Collected data entries
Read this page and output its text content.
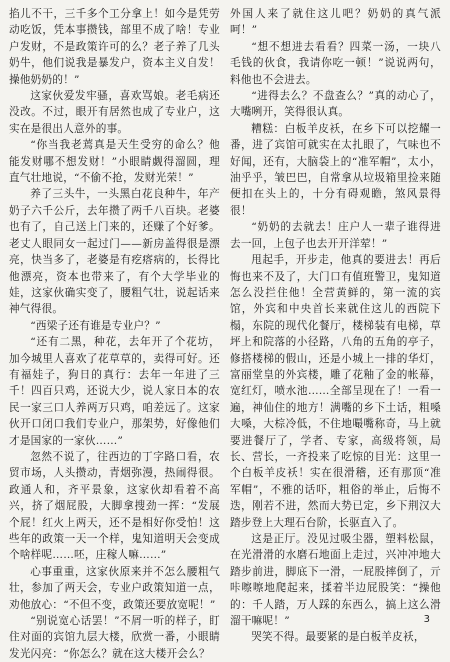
掐儿不干，三千多个工分拿上！如今是凭劳动吃饭，凭本事攒钱，部里不成了啥！专业户发财，不是政策许可的么？老子养了几头奶牛，他们说我是暴发户，资本主义自发！操他奶奶的！”

这家伙爱发牢骚，喜欢骂娘。老毛病还没改。不过，眼开有居然也成了专业户，这实在是很出人意外的事。

“你当我老蔫真是天生受穷的命么？他能发财哪不想发财！”小眼睛觑得溜圆，理直气壮地说，“不偷不抢，发财光荣！”

养了三头牛，一头黑白花良种牛，年产奶子六千公斤，去年攒了两千八百块。老婆也有了，自己送上门来的，还赚了个好爹。老丈人眼同女一起过门——新房盖得很是漂亮，快当多了，老婆是有疙瘩病的，长得比他漂亮，资本也带来了，有个大学毕业的娃，这家伙确实变了，腰粗气壮，说起话来神气得很。

“西梁子还有谁是专业户？”

“还有二黑，种花，去年开了个花坊，加今城里人喜欢了花草草的，卖得可好。还有福娃子，狗日的真行：去年一年进了三千！四百只鸡，还说大少，说人家日本的农民一家三口人养两万只鸡，咱差远了。这家伙开口闭口我们专业户，那架势，好像他们才是国家的一家伙……”

忽然不说了，往西边的丁字路口看，农贸市场，人头攒动，青烟弥漫，热闹得很。政通人和，齐平景象，这家伙却看着不高兴，挤了烟屁股，大脚拿搜劲一挥：“发展个屁！红火上两天，还不是相好你受怕！这些年的政策一天一个样，鬼知道明天会变成个啥样呢……呸，庄稼人嘛……”

心事重重，这家伙原来并不怎么腰粗气壮，参加了两天会，专业户政策知道一点，劝他放心：“不但不变，政策还要放宽呢！”

“别说宽心话罢！”不屑一听的样子，盯住对面的宾馆九层大楼，欣赏一番，小眼睛发光闪亮：“你怎么？就在这大楼开会么？

外国人来了就住这儿吧？奶奶的真气派呵！”

“想不想进去看看？四菜一汤，一块八毛钱的伙食，我请你吃一顿！”说说两句，料他也不会进去。

“进得去么？不盘查么？”真的动心了，大嘴咧开，笑得很认真。

糟糕：白板羊皮袄，在乡下可以挖耀一番，进了宾馆可就实在太扎眼了，气味也不好闻，还有，大脑袋上的“准军帽”，太小，油乎乎，皱巴巴，自常拿从垃圾箱里捡来随便扣在头上的，十分有碍观瞻，煞风景得很！

“奶奶的去就去！庄户人一辈子谁得进去一回，上包子也去开开洋荤！”

甩起手，开步走，他真的要进去！再后悔也来不及了，大门口有值班警卫，鬼知道怎么没拦住他！全营黄鲜的，第一流的宾馆，外宾和中央首长来就住这儿的西院下榻，东院的现代化餐厅，楼梯装有电梯，草坪上和院落的小径路，八角的五角的亭子，修搭楼梯的假山，还是小城上一排的华灯，富丽堂皇的外宾楼，雕了花釉了金的帐幕，宽红灯，喷水池……全部呈现在了！一看一遍，神仙住的地方！满嘴的乡下土话，粗嗓大嗓，大棕冷低，不住地嘬嘴称奇，马上就要进餐厅了，学者、专家，高级将领，局长、营长，一齐投来了吃惊的目光：这里一个白板羊皮袄！实在很滑稽，还有那顶“准军帽”，不雅的话吓，粗俗的举止，后悔不迭，刚若不进，然而大势已定，乡下荆汉大踏步登上大理石台阶，长驱直入了。

这是正厅。没见过吸尘器，塑料松鼠，在光滑滑的水磨石地面上走过，兴冲冲地大踏步前进，脚底下一滑，一屁股摔倒了，亓咔嚓嚓地爬起来，揉着半边屁股笑：“操他的：千人踏，万人踩的东西么，搞上这么滑溜干嘛呢！”

哭笑不得。最要紧的是白板羊皮袄，

3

= What needs to be done =
Transcribe the preceding listing in its entirety and with exact wording, leaving out pictures.

= Exercise response =
Read this page and output its text content.
掐儿不干，三千多个工分拿上！如今是凭劳动吃饭，凭本事攒钱，部里不成了啥！专业户发财，不是政策许可的么？老子养了几头奶牛，他们说我是暴发户，资本主义自发！操他奶奶的！”

这家伙爱发牢骚，喜欢骂娘。老毛病还没改。不过，眼开有居然也成了专业户，这实在是很出人意外的事。

“你当我老蔫真是天生受穷的命么？他能发财哪不想发财！”小眼睛觑得溜圆，理直气壮地说，“不偷不抢，发财光荣！”

养了三头牛，一头黑白花良种牛，年产奶子六千公斤，去年攒了两千八百块。老婆也有了，自己送上门来的，还赚了个好爹。老丈人眼同女一起过门——新房盖得很是漂亮，快当多了，老婆是有疙瘩病的，长得比他漂亮，资本也带来了，有个大学毕业的娃，这家伙确实变了，腰粗气壮，说起话来神气得很。

“西梁子还有谁是专业户？”

“还有二黑，种花，去年开了个花坊，加今城里人喜欢了花草草的，卖得可好。还有福娃子，狗日的真行：去年一年进了三千！四百只鸡，还说大少，说人家日本的农民一家三口人养两万只鸡，咱差远了。这家伙开口闭口我们专业户，那架势，好像他们才是国家的一家伙……”

忽然不说了，往西边的丁字路口看，农贸市场，人头攒动，青烟弥漫，热闹得很。政通人和，齐平景象，这家伙却看着不高兴，挤了烟屁股，大脚拿搜劲一挥：“发展个屁！红火上两天，还不是相好你受怕！这些年的政策一天一个样，鬼知道明天会变成个啥样呢……呸，庄稼人嘛……”

心事重重，这家伙原来并不怎么腰粗气壮，参加了两天会，专业户政策知道一点，劝他放心：“不但不变，政策还要放宽呢！”

“别说宽心话罢！”不屑一听的样子，盯住对面的宾馆九层大楼，欣赏一番，小眼睛发光闪亮：“你怎么？就在这大楼开会么？

外国人来了就住这儿吧？奶奶的真气派呵！”

“想不想进去看看？四菜一汤，一块八毛钱的伙食，我请你吃一顿！”说说两句，料他也不会进去。

“进得去么？不盘查么？”真的动心了，大嘴咧开，笑得很认真。

糟糕：白板羊皮袄，在乡下可以挖耀一番，进了宾馆可就实在太扎眼了，气味也不好闻，还有，大脑袋上的“准军帽”，太小，油乎乎，皱巴巴，自常拿从垃圾箱里捡来随便扣在头上的，十分有碍观瞻，煞风景得很！

“奶奶的去就去！庄户人一辈子谁得进去一回，上包子也去开开洋荤！”

甩起手，开步走，他真的要进去！再后悔也来不及了，大门口有值班警卫，鬼知道怎么没拦住他！全营黄鲜的，第一流的宾馆，外宾和中央首长来就住这儿的西院下榻，东院的现代化餐厅，楼梯装有电梯，草坪上和院落的小径路，八角的五角的亭子，修搭楼梯的假山，还是小城上一排的华灯，富丽堂皇的外宾楼，雕了花釉了金的帐幕，宽红灯，喷水池……全部呈现在了！一看一遍，神仙住的地方！满嘴的乡下土话，粗嗓大嗓，大棕冷低，不住地嘬嘴称奇，马上就要进餐厅了，学者、专家，高级将领，局长、营长，一齐投来了吃惊的目光：这里一个白板羊皮袄！实在很滑稽，还有那顶“准军帽”，不雅的话吓，粗俗的举止，后悔不迭，刚若不进，然而大势已定，乡下荆汉大踏步登上大理石台阶，长驱直入了。

这是正厅。没见过吸尘器，塑料松鼠，在光滑滑的水磨石地面上走过，兴冲冲地大踏步前进，脚底下一滑，一屁股摔倒了，亓咔嚓嚓地爬起来，揉着半边屁股笑：“操他的：千人踏，万人踩的东西么，搞上这么滑溜干嘛呢！”

哭笑不得。最要紧的是白板羊皮袄，

3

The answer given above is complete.